From the entries provided below, copy each line that contains the word "ffffff".
^^^^
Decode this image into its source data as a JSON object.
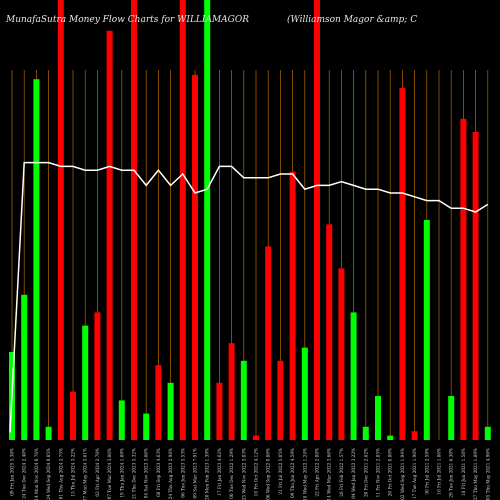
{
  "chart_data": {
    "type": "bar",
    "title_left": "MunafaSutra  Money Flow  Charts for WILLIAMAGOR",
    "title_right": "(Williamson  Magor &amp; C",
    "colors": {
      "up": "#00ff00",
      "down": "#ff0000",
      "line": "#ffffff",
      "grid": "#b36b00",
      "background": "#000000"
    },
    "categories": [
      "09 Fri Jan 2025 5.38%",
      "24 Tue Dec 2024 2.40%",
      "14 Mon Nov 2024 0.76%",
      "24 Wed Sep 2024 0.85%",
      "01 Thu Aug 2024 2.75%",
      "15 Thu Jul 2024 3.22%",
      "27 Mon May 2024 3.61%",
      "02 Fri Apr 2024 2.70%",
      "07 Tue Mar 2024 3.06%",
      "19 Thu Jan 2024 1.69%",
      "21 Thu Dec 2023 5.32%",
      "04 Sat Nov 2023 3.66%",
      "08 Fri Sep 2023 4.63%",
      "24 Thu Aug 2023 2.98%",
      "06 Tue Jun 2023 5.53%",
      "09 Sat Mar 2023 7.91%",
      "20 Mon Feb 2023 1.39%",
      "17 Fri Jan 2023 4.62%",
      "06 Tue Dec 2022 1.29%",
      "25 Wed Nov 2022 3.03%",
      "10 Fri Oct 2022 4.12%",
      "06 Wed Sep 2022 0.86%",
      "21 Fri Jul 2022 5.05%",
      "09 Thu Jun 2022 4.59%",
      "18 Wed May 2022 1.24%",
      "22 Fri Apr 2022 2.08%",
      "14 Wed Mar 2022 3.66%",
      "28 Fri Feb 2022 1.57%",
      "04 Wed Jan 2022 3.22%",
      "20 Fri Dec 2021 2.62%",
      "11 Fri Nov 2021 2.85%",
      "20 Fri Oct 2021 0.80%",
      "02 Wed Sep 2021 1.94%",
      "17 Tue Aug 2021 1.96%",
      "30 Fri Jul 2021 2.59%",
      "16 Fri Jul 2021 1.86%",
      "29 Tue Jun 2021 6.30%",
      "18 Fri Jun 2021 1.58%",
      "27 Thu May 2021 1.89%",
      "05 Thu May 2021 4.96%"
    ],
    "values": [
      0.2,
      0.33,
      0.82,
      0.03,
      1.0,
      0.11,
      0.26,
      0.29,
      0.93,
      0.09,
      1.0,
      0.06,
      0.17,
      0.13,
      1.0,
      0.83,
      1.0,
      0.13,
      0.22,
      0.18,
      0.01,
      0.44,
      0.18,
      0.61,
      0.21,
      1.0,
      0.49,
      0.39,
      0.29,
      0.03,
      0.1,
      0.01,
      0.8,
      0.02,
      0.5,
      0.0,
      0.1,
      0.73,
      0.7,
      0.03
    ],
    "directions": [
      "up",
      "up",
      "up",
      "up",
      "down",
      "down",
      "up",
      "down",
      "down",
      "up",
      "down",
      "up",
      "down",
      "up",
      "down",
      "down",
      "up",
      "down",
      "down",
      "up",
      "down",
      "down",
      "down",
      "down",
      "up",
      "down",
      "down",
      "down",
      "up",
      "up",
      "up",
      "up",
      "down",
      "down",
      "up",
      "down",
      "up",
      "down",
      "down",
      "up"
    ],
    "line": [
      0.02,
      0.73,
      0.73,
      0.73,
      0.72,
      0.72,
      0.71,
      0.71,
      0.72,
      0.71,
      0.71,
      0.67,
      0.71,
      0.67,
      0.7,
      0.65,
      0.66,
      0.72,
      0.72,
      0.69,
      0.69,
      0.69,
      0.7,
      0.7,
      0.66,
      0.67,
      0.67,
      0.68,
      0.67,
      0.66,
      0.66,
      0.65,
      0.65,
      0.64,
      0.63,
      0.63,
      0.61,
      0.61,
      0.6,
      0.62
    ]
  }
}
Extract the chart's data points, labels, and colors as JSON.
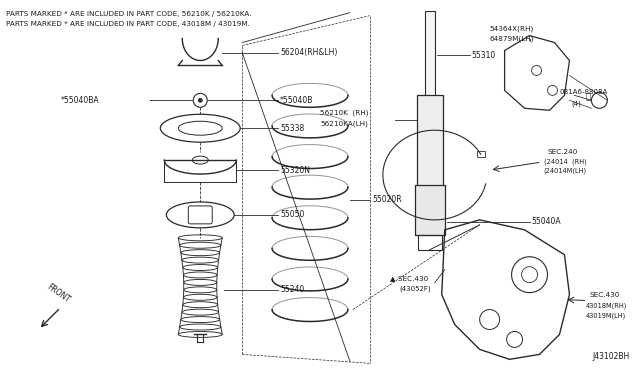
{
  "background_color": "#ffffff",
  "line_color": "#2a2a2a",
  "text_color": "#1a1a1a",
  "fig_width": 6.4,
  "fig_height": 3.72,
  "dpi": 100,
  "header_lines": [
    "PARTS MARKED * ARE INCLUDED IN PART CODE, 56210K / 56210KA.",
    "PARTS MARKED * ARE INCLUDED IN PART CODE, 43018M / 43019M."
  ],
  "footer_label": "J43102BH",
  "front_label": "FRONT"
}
^^^^
=== Answer to the exercise ===
      "line": "#ffffff",
  "background_color": "#ffffff",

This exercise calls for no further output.